> [Required action]:
Transcribe the records in full; omit images.

> [Information provided]:

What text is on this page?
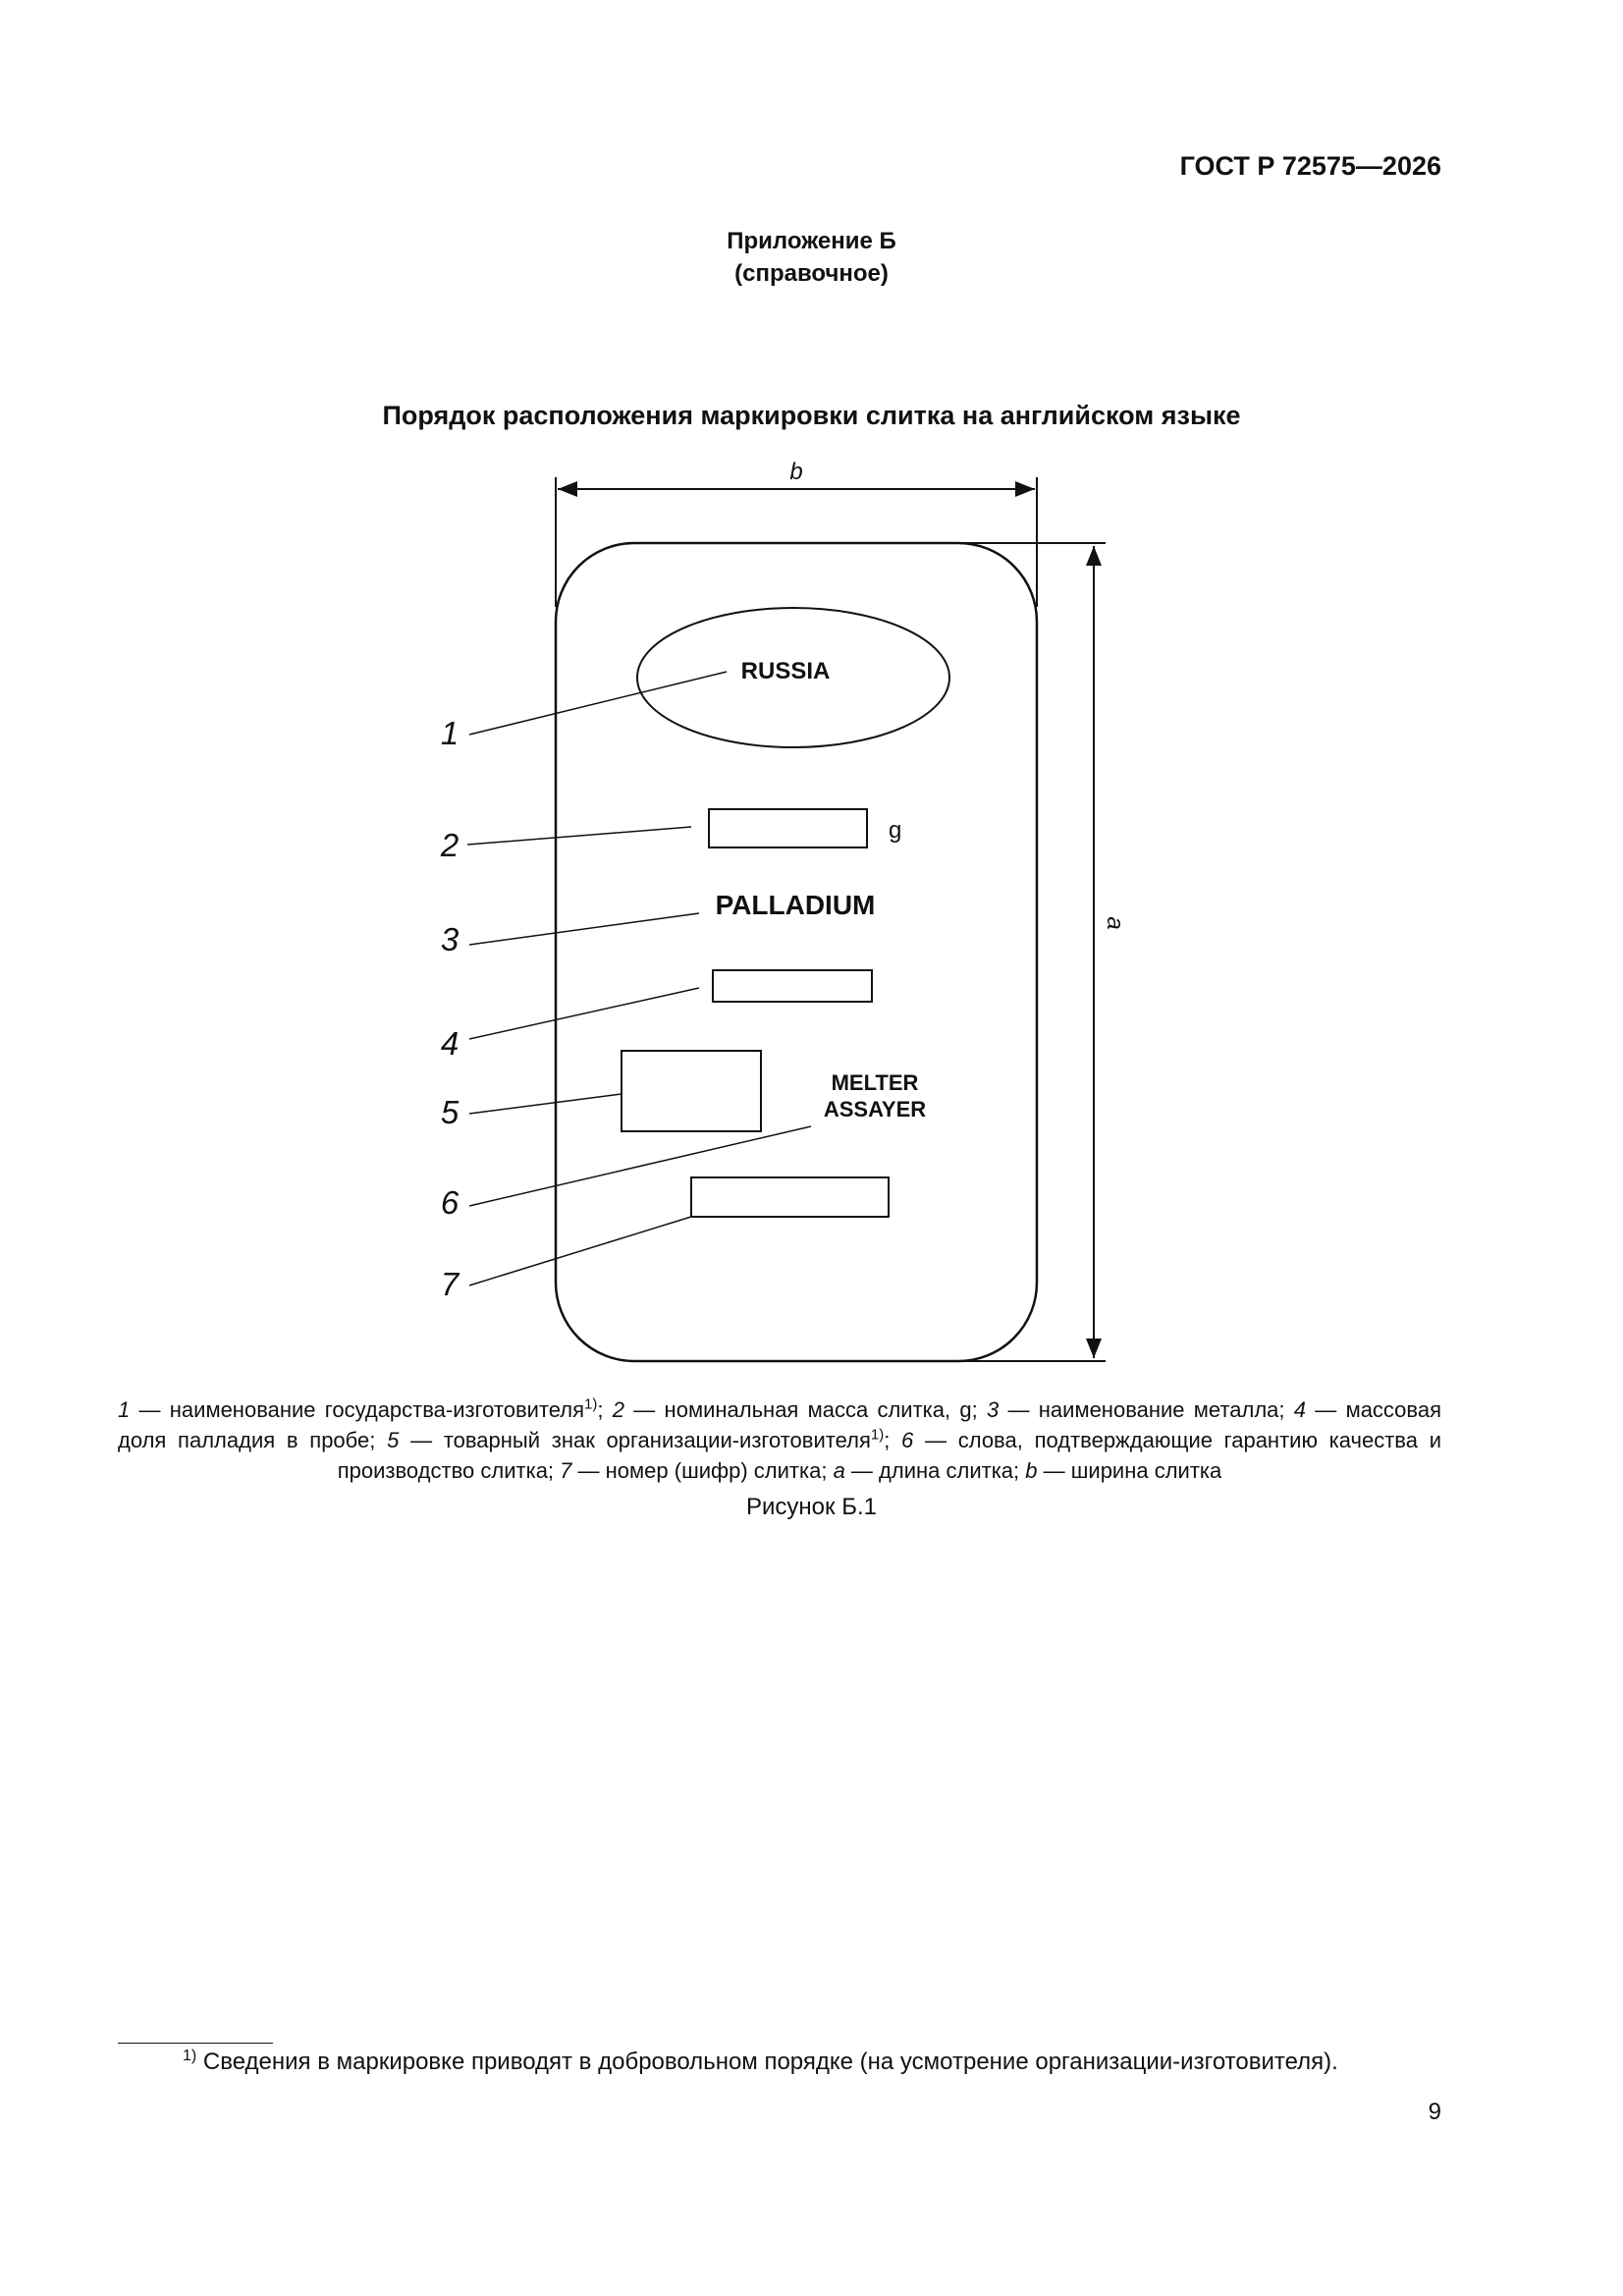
ГОСТ Р 72575—2026
Приложение Б
(справочное)
Порядок расположения маркировки слитка на английском языке
b
a
RUSSIA
g
PALLADIUM
MELTER
ASSAYER
1
2
3
4
5
6
7
1 — наименование государства-изготовителя$^{1)}$; 2 — номинальная масса слитка, g; 3 — наименование металла; 4 — массовая доля палладия в пробе; 5 — товарный знак организации-изготовителя$^{1)}$; 6 — слова, подтверждающие гарантию качества и производство слитка; 7 — номер (шифр) слитка; a — длина слитка; b — ширина слитка
Рисунок Б.1
$^{1)}$ Сведения в маркировке приводят в добровольном порядке (на усмотрение организации-изготовителя).
9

> [Task result]:
What text is on this page?
ГОСТ Р 72575—2026
Приложение Б
(справочное)
Порядок расположения маркировки слитка на английском языке
b
a
RUSSIA
g
PALLADIUM
MELTER
ASSAYER
1
2
3
4
5
6
7
1 — наименование государства-изготовителя$^{1)}$; 2 — номинальная масса слитка, g; 3 — наименование металла; 4 — массовая доля палладия в пробе; 5 — товарный знак организации-изготовителя$^{1)}$; 6 — слова, подтверждающие гарантию качества и производство слитка; 7 — номер (шифр) слитка; a — длина слитка; b — ширина слитка
Рисунок Б.1
$^{1)}$ Сведения в маркировке приводят в добровольном порядке (на усмотрение организации-изготовителя).
9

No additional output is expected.